## start EXTRACTED MATERIAL

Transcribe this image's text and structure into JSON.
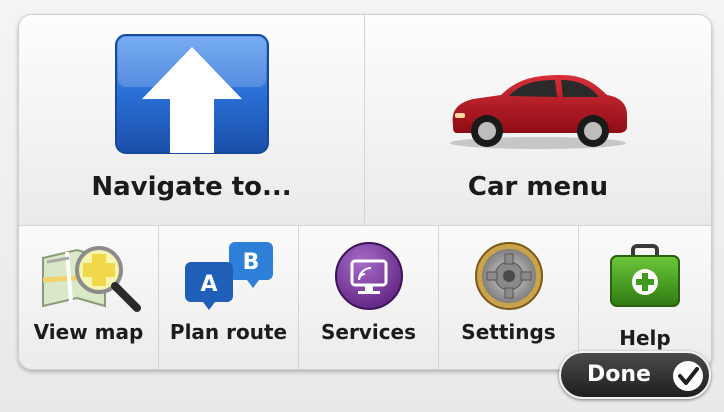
{
  "main_menu": {
    "navigate_label": "Navigate to...",
    "car_menu_label": "Car menu"
  },
  "shortcuts": {
    "view_map_label": "View map",
    "plan_route_label": "Plan route",
    "services_label": "Services",
    "settings_label": "Settings",
    "help_label": "Help"
  },
  "route_badges": {
    "a": "A",
    "b": "B"
  },
  "done_label": "Done",
  "colors": {
    "navigate_blue": "#1e63c8",
    "car_red": "#b5121b",
    "services_purple": "#6b2a8e",
    "help_green": "#3f9a1f",
    "done_bg": "#2a2a2a"
  },
  "icons": {
    "navigate": "up-arrow-icon",
    "car": "car-icon",
    "view_map": "map-magnifier-icon",
    "plan_route": "route-ab-icon",
    "services": "services-monitor-icon",
    "settings": "gear-icon",
    "help": "first-aid-kit-icon",
    "done": "checkmark-icon"
  }
}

## end EXTRACTED MATERIAL

## YOUR TASK
Every line is to be duplicated exactly, though pictures stay out.

## FULL SOLUTION
Transcribe this image's text and structure into JSON.
{
  "main_menu": {
    "navigate_label": "Navigate to...",
    "car_menu_label": "Car menu"
  },
  "shortcuts": {
    "view_map_label": "View map",
    "plan_route_label": "Plan route",
    "services_label": "Services",
    "settings_label": "Settings",
    "help_label": "Help"
  },
  "route_badges": {
    "a": "A",
    "b": "B"
  },
  "done_label": "Done",
  "colors": {
    "navigate_blue": "#1e63c8",
    "car_red": "#b5121b",
    "services_purple": "#6b2a8e",
    "help_green": "#3f9a1f",
    "done_bg": "#2a2a2a"
  },
  "icons": {
    "navigate": "up-arrow-icon",
    "car": "car-icon",
    "view_map": "map-magnifier-icon",
    "plan_route": "route-ab-icon",
    "services": "services-monitor-icon",
    "settings": "gear-icon",
    "help": "first-aid-kit-icon",
    "done": "checkmark-icon"
  }
}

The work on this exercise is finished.